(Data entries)

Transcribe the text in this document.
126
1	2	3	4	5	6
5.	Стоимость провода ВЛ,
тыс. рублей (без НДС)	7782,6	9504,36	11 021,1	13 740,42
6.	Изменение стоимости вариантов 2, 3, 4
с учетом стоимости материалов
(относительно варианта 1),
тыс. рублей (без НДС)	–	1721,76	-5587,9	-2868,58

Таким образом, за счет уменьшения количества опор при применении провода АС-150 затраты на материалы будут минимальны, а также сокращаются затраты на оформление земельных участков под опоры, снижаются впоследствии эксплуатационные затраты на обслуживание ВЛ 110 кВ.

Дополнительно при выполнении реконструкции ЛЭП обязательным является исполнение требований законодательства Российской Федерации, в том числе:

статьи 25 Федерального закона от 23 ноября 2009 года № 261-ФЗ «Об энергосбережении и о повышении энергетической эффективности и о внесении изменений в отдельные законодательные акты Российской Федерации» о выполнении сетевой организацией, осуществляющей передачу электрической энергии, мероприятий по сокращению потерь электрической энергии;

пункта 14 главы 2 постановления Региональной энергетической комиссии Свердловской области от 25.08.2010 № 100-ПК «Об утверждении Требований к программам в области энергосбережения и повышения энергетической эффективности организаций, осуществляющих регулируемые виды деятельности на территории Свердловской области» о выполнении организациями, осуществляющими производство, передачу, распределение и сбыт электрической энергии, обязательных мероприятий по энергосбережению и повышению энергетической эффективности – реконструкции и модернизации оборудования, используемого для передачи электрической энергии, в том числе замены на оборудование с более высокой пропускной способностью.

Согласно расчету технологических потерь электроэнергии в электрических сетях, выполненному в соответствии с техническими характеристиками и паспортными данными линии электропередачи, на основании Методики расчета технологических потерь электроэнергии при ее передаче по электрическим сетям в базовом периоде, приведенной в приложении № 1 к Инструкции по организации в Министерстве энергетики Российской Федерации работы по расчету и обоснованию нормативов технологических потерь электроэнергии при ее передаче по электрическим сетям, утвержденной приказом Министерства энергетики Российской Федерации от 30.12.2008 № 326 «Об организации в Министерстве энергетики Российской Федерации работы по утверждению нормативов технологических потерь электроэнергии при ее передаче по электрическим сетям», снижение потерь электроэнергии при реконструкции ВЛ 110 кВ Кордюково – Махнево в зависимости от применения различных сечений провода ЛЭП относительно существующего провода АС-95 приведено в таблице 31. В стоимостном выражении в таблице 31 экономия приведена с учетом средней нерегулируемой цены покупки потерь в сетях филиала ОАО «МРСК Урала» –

• _GIVEN TASK_: Write out all of the records above exactly as they appear.

• _CORRECT ANSWER_:
Transcribe the text in this document.
126
1	2	3	4	5	6
5.	Стоимость провода ВЛ,
тыс. рублей (без НДС)	7782,6	9504,36	11 021,1	13 740,42
6.	Изменение стоимости вариантов 2, 3, 4
с учетом стоимости материалов
(относительно варианта 1),
тыс. рублей (без НДС)	–	1721,76	-5587,9	-2868,58

Таким образом, за счет уменьшения количества опор при применении провода АС-150 затраты на материалы будут минимальны, а также сокращаются затраты на оформление земельных участков под опоры, снижаются впоследствии эксплуатационные затраты на обслуживание ВЛ 110 кВ.

Дополнительно при выполнении реконструкции ЛЭП обязательным является исполнение требований законодательства Российской Федерации, в том числе:

статьи 25 Федерального закона от 23 ноября 2009 года № 261-ФЗ «Об энергосбережении и о повышении энергетической эффективности и о внесении изменений в отдельные законодательные акты Российской Федерации» о выполнении сетевой организацией, осуществляющей передачу электрической энергии, мероприятий по сокращению потерь электрической энергии;

пункта 14 главы 2 постановления Региональной энергетической комиссии Свердловской области от 25.08.2010 № 100-ПК «Об утверждении Требований к программам в области энергосбережения и повышения энергетической эффективности организаций, осуществляющих регулируемые виды деятельности на территории Свердловской области» о выполнении организациями, осуществляющими производство, передачу, распределение и сбыт электрической энергии, обязательных мероприятий по энергосбережению и повышению энергетической эффективности – реконструкции и модернизации оборудования, используемого для передачи электрической энергии, в том числе замены на оборудование с более высокой пропускной способностью.

Согласно расчету технологических потерь электроэнергии в электрических сетях, выполненному в соответствии с техническими характеристиками и паспортными данными линии электропередачи, на основании Методики расчета технологических потерь электроэнергии при ее передаче по электрическим сетям в базовом периоде, приведенной в приложении № 1 к Инструкции по организации в Министерстве энергетики Российской Федерации работы по расчету и обоснованию нормативов технологических потерь электроэнергии при ее передаче по электрическим сетям, утвержденной приказом Министерства энергетики Российской Федерации от 30.12.2008 № 326 «Об организации в Министерстве энергетики Российской Федерации работы по утверждению нормативов технологических потерь электроэнергии при ее передаче по электрическим сетям», снижение потерь электроэнергии при реконструкции ВЛ 110 кВ Кордюково – Махнево в зависимости от применения различных сечений провода ЛЭП относительно существующего провода АС-95 приведено в таблице 31. В стоимостном выражении в таблице 31 экономия приведена с учетом средней нерегулируемой цены покупки потерь в сетях филиала ОАО «МРСК Урала» –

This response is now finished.